* **WORK INSTRUCTIONS**: Carry on the article about hockey coach Mike Keenan below, picking up after its final paragraph.

* **TEXT TO READ**:
○ ○ ○ ○ ○

Choose any year in the last 10 that Keenan has coached in the NHL, and he has made that speech. That day, he was talking about his Blues, but he said the same thing last year about the Rangers. And he said it about the Chicago Blackhawks and, before that, the Philadelphia Flyers.
Keenan has his ways.
He flatters the stars, prods the underachievers, drives players harder than they are used to being driven and gets them into top shape.
He challenges his bosses, exasperating them with his insistence on doing things his way.
But mostly, he wins.
Keenan, 45, took the Flyers to the finals twice and the Blackhawks once before he led the Rangers to the Stanley Cup last spring, their first since 1940. They might have won to spite him, but win they did.
And now, Keenan has the Blues in second place in the Central Division, again after bruising player egos and clashing with his bosses.
“In this profession, we’re judged on how we do in the playoffs,” said St. Louis assistant Ted Sator, who worked with Keenan in Philadelphia. “With Mike, there’s not a lot of gray. There’s black and white. And there’s one direction he steers his team--toward getting ready for the playoffs.”
That’s why the Rangers hired him. They had missed the playoffs in 1992-93, and he had been fired by the Blackhawks. The Rangers needed a coach who could handle stars and were willing to overlook his autocratic manner.
“I knew what potentially he could do when we hired him, good and bad,” Ranger General Manager Neil Smith said. “I was warned about him by many people. But those were drastic times, and that calls for drastic measures.”
It turned out to be a nerve-racking, tumultuous ride. Keenan benched key players, such as defensemen James Patrick and Brian Leetch, to emphasize that they needed to work to stay in the lineup. He stroked star center Mark Messier and pushed other players.
But it all worked. The Rangers won the Cup and Leetch was voted the most valuable player in the playoffs.
“It’s not all psychological ploys,” said St. Louis forward Greg Gilbert, who played for Keenan in Chicago and New York. “He sets it up as challenges and he sees how guys respond. If he has to rip you on your backside, he’ll do it, and I respect that. I’d rather have somebody yelling at me, telling what I’m doing wrong, than letting things go. But some people react differently.”

○ ○ ○ ○ ○

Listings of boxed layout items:
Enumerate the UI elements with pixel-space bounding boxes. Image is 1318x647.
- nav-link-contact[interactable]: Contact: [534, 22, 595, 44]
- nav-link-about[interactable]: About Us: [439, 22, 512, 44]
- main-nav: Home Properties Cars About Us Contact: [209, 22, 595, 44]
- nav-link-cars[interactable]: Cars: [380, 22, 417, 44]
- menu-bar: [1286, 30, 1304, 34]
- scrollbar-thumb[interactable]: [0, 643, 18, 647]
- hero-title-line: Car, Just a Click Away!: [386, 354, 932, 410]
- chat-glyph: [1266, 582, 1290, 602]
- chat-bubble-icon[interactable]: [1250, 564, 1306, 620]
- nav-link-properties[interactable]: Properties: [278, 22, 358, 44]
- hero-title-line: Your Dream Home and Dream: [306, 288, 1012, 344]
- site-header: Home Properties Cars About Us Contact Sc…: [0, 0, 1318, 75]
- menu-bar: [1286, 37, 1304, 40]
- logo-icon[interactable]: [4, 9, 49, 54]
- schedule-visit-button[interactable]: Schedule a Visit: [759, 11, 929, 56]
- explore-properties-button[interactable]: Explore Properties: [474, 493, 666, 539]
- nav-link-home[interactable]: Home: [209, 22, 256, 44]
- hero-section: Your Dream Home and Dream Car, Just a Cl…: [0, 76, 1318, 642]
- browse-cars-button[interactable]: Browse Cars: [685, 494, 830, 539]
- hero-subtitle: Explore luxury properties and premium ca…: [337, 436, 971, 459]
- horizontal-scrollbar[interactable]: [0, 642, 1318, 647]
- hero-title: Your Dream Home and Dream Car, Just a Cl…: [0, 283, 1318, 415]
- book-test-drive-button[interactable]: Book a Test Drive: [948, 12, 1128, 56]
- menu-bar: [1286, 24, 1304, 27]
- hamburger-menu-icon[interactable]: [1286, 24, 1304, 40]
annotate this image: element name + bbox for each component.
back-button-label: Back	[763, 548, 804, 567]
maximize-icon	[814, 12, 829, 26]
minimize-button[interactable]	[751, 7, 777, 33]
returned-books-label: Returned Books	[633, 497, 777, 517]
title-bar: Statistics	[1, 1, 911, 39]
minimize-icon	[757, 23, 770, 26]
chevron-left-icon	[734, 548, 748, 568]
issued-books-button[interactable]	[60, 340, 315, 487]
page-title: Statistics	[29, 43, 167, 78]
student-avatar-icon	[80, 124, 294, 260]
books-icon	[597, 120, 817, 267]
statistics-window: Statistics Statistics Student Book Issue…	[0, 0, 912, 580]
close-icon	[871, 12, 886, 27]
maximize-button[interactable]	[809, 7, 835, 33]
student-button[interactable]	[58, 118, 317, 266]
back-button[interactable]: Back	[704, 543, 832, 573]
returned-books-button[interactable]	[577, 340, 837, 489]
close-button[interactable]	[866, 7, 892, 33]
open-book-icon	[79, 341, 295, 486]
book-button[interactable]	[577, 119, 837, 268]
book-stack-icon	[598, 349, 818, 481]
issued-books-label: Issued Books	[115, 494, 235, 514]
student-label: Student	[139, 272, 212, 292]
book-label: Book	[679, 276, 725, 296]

○ ○ ○ ○ ○

* **IN RESPONSE**:
Messier, for instance, believed Keenan was pushing too hard, and they got into a shouting match outside the locker room during the Rangers’ semifinal series against the New Jersey Devils. When Messier guaranteed before Game 6 that the Rangers would win the series, the consensus was that he rallied them to show Keenan.
“If I was put into that situation again, if you put me into a time clock, I’d (hire Keenan) again because it was the best thing for the New York Rangers,” Smith said. “It was hard at times, but you get many years of looking at your Stanley Cup ring.”
The Rangers won the Stanley Cup on June 15. Fans’ euphoria was summed up by a sign at Madison Square Garden after the team’s seventh-game victory over the Vancouver Canucks: “Now I can die in peace.”
The celebrations were still going strong July 15, when Keenan declared that the Rangers had breached his contract by failing to pay him a bonus due within a month of the finale and declared himself a free agent. After talking to the Detroit Red Wings, he signed with the Blues for a reported $9 million for five years, ignoring his five-year Ranger contract. Some sources say the deal is worth $12 million over six years.
The league didn’t take kindly to Keenan’s jump, suspending him for 60 days and fining him $500,000.
Smith said he was shocked that Keenan left over what Smith called a clerical thing.
“In the five years I’ve been here, bonuses have never been on time,” Smith said. “I never knew what on time was. . . . When that happened, I reviewed other instances, and bonuses have never been on time.”
Keenan, however, said it was the last in a series of affronts, although he would not specify the others.
And now, he is trying to make it all work again in St. Louis.
Hoping that if money can’t buy happiness it can at least rent the Stanley Cup, the Blues gave Keenan a team whose $23-million payroll is the second-highest in the NHL.
Brett Hull, the dynamic but sometimes lethargic right wing, was so sure he would hate Keenan that he considered asking to be traded. So far, however, they have coexisted in relative peace.
Keenan’s strategy has been to boost Hull’s ego by giving him penalty-killing duty for the first time in his career and moving him to center, where he has more responsibility. If that also means Hull can’t blame his center if he doesn’t score, so much the better for Keenan later.
“He’s trying to figure out what he’s got to work with in the minors and here, and he’s trying to change the philosophy we’ve played with in St. Louis,” Hull said. “He’s learning what players respond to. He’s smart. He lets you play. It’s different for me because I’m what’s considered a star player.”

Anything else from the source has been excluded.